Read the data and repeat all of it exactly.

SOURCE MATERIAL:

_ _ _ _ _ _ _

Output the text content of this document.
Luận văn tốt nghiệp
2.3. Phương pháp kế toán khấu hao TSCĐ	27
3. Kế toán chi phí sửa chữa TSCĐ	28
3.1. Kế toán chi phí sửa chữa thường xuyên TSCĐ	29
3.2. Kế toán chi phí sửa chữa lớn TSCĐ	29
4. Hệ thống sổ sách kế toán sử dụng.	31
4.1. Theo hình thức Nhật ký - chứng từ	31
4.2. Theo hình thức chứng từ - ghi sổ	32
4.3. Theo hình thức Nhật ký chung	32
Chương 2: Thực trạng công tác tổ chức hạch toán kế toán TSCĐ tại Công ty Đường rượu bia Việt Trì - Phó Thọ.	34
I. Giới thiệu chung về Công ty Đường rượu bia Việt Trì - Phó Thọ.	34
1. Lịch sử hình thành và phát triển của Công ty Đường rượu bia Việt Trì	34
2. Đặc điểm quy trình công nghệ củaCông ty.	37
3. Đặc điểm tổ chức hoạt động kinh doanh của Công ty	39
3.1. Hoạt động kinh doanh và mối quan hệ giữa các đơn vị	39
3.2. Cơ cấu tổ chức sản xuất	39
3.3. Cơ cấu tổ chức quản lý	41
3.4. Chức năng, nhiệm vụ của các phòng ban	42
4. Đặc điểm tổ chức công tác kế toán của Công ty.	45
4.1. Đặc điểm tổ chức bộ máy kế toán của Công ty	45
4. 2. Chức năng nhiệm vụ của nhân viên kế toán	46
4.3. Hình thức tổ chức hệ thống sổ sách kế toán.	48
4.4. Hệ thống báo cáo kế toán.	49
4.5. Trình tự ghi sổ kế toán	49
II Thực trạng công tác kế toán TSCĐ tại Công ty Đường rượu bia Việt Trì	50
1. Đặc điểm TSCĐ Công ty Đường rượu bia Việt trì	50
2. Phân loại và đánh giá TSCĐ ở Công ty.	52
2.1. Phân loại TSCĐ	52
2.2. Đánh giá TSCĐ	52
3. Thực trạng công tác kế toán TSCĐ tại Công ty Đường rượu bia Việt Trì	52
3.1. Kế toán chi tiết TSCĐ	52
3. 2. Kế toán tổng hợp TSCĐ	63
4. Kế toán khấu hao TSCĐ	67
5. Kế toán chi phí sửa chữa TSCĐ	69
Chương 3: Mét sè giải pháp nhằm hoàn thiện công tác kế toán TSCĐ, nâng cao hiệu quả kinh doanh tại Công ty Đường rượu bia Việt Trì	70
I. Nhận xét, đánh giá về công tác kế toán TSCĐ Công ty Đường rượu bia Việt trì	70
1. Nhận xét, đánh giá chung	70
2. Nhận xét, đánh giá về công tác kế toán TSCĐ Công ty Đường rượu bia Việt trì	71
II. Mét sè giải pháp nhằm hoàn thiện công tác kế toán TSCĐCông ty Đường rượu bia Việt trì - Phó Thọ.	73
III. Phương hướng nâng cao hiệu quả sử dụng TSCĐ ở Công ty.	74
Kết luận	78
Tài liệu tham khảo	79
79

_ _ _ _ _ _ _

SOLUTION FOR THIS EXERCISE:
Output the text content of this document.
Luận văn tốt nghiệp
2.3. Phương pháp kế toán khấu hao TSCĐ	27
3. Kế toán chi phí sửa chữa TSCĐ	28
3.1. Kế toán chi phí sửa chữa thường xuyên TSCĐ	29
3.2. Kế toán chi phí sửa chữa lớn TSCĐ	29
4. Hệ thống sổ sách kế toán sử dụng.	31
4.1. Theo hình thức Nhật ký - chứng từ	31
4.2. Theo hình thức chứng từ - ghi sổ	32
4.3. Theo hình thức Nhật ký chung	32
Chương 2: Thực trạng công tác tổ chức hạch toán kế toán TSCĐ tại Công ty Đường rượu bia Việt Trì - Phó Thọ.	34
I. Giới thiệu chung về Công ty Đường rượu bia Việt Trì - Phó Thọ.	34
1. Lịch sử hình thành và phát triển của Công ty Đường rượu bia Việt Trì	34
2. Đặc điểm quy trình công nghệ củaCông ty.	37
3. Đặc điểm tổ chức hoạt động kinh doanh của Công ty	39
3.1. Hoạt động kinh doanh và mối quan hệ giữa các đơn vị	39
3.2. Cơ cấu tổ chức sản xuất	39
3.3. Cơ cấu tổ chức quản lý	41
3.4. Chức năng, nhiệm vụ của các phòng ban	42
4. Đặc điểm tổ chức công tác kế toán của Công ty.	45
4.1. Đặc điểm tổ chức bộ máy kế toán của Công ty	45
4. 2. Chức năng nhiệm vụ của nhân viên kế toán	46
4.3. Hình thức tổ chức hệ thống sổ sách kế toán.	48
4.4. Hệ thống báo cáo kế toán.	49
4.5. Trình tự ghi sổ kế toán	49
II Thực trạng công tác kế toán TSCĐ tại Công ty Đường rượu bia Việt Trì	50
1. Đặc điểm TSCĐ Công ty Đường rượu bia Việt trì	50
2. Phân loại và đánh giá TSCĐ ở Công ty.	52
2.1. Phân loại TSCĐ	52
2.2. Đánh giá TSCĐ	52
3. Thực trạng công tác kế toán TSCĐ tại Công ty Đường rượu bia Việt Trì	52
3.1. Kế toán chi tiết TSCĐ	52
3. 2. Kế toán tổng hợp TSCĐ	63
4. Kế toán khấu hao TSCĐ	67
5. Kế toán chi phí sửa chữa TSCĐ	69
Chương 3: Mét sè giải pháp nhằm hoàn thiện công tác kế toán TSCĐ, nâng cao hiệu quả kinh doanh tại Công ty Đường rượu bia Việt Trì	70
I. Nhận xét, đánh giá về công tác kế toán TSCĐ Công ty Đường rượu bia Việt trì	70
1. Nhận xét, đánh giá chung	70
2. Nhận xét, đánh giá về công tác kế toán TSCĐ Công ty Đường rượu bia Việt trì	71
II. Mét sè giải pháp nhằm hoàn thiện công tác kế toán TSCĐCông ty Đường rượu bia Việt trì - Phó Thọ.	73
III. Phương hướng nâng cao hiệu quả sử dụng TSCĐ ở Công ty.	74
Kết luận	78
Tài liệu tham khảo	79
79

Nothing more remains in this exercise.